-- Set problem --
Gather all lines in the data that hold the string "title".

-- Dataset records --
━━━━━━━━

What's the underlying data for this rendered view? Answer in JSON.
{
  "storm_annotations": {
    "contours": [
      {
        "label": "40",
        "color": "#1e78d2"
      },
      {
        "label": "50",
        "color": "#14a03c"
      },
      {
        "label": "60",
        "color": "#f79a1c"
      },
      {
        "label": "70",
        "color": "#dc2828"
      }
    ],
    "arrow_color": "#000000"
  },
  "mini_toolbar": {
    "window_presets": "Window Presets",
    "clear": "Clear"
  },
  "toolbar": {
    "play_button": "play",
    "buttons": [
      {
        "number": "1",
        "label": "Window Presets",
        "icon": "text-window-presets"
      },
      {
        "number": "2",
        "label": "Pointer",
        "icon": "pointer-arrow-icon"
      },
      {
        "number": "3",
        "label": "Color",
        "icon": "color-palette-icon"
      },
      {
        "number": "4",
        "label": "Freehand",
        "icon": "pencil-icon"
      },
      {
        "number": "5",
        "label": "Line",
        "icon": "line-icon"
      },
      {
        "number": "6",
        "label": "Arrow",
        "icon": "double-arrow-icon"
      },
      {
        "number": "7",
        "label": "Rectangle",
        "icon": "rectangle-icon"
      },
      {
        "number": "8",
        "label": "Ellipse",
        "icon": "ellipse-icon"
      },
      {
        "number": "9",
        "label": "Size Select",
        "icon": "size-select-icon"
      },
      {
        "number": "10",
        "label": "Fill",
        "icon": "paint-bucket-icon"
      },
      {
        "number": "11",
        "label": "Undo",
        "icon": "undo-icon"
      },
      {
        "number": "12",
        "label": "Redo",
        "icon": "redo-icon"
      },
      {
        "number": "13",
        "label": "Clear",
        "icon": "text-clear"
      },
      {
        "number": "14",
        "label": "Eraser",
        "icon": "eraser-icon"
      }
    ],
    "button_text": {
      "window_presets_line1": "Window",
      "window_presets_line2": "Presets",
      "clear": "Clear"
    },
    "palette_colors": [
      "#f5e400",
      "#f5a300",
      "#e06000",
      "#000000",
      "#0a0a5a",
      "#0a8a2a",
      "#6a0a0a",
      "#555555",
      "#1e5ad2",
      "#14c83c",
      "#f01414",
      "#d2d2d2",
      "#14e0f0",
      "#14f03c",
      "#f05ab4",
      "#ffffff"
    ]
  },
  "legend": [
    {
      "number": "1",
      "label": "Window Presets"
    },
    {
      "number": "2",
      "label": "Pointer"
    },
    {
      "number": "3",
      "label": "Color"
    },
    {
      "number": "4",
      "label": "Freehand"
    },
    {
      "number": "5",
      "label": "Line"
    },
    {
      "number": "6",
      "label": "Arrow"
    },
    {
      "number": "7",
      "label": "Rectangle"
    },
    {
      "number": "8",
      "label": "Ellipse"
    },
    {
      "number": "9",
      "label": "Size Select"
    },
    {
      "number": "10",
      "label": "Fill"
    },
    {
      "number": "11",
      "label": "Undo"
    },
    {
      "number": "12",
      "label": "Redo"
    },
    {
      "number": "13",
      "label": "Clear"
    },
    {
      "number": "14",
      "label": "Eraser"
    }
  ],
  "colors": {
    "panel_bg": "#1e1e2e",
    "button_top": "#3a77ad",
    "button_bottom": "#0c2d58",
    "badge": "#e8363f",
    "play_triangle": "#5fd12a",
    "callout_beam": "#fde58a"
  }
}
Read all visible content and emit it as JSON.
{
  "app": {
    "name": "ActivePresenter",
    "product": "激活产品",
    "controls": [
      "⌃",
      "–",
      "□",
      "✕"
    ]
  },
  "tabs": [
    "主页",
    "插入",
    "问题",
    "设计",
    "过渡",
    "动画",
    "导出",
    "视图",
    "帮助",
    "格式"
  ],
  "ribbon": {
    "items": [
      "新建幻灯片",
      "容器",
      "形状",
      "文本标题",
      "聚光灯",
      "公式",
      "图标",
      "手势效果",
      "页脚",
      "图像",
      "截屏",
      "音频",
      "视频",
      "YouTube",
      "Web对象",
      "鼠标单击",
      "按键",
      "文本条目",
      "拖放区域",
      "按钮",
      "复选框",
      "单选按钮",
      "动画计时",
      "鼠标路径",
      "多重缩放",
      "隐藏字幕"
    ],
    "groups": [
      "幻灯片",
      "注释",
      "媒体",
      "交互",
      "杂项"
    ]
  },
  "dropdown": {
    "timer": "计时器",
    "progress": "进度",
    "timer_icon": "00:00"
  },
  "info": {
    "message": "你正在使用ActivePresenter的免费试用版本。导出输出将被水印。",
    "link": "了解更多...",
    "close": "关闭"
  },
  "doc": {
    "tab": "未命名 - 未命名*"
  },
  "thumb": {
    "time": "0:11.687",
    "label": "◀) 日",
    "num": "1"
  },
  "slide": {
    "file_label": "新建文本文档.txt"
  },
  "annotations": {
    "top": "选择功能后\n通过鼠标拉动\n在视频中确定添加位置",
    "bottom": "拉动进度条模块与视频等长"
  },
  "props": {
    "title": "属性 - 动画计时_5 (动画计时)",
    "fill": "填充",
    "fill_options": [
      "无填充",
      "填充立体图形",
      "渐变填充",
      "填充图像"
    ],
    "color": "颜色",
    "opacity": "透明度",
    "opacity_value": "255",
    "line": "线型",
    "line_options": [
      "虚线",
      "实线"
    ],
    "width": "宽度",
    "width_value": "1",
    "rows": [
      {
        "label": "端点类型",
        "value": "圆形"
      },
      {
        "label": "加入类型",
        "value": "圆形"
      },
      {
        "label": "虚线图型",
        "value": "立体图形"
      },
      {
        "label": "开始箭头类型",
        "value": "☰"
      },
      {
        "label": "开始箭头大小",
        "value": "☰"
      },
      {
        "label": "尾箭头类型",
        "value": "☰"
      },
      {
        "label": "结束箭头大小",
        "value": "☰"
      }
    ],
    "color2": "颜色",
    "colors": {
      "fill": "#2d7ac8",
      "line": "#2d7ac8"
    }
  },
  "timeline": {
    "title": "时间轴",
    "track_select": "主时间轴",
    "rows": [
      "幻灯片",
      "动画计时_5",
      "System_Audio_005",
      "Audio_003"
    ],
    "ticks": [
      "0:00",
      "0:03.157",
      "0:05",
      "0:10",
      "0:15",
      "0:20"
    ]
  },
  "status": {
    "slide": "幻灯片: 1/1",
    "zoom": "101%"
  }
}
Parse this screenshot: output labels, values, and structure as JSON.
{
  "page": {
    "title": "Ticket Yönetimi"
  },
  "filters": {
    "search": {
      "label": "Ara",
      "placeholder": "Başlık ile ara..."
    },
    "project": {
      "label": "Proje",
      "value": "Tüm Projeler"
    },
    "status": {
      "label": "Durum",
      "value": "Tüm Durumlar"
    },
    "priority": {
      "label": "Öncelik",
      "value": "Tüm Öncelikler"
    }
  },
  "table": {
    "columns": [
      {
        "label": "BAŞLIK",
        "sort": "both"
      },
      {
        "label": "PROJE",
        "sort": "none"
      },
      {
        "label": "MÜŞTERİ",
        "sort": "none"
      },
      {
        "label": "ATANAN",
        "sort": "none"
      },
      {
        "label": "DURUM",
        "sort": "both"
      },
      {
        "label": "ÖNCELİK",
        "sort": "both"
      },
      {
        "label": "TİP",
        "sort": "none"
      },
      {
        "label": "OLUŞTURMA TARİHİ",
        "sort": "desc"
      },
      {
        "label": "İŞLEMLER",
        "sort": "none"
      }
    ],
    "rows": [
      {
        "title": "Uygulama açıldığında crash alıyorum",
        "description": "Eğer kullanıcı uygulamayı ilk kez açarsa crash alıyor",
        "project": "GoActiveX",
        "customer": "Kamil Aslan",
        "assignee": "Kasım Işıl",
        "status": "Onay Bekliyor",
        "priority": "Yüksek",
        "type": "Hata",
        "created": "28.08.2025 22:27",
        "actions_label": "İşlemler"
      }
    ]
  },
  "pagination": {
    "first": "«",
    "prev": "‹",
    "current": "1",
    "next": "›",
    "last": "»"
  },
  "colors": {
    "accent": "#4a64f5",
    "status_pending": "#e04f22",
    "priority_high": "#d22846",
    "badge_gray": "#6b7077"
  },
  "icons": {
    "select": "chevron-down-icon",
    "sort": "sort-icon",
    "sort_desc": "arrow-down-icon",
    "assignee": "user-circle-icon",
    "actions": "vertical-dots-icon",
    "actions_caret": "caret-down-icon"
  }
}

━━━━━━━━

-- Solution to the problem --
    "title": "属性 - 动画计时_5 (动画计时)",
    "title": "时间轴",
    "title": "Ticket Yönetimi"
        "title": "Uygulama açıldığında crash alıyorum",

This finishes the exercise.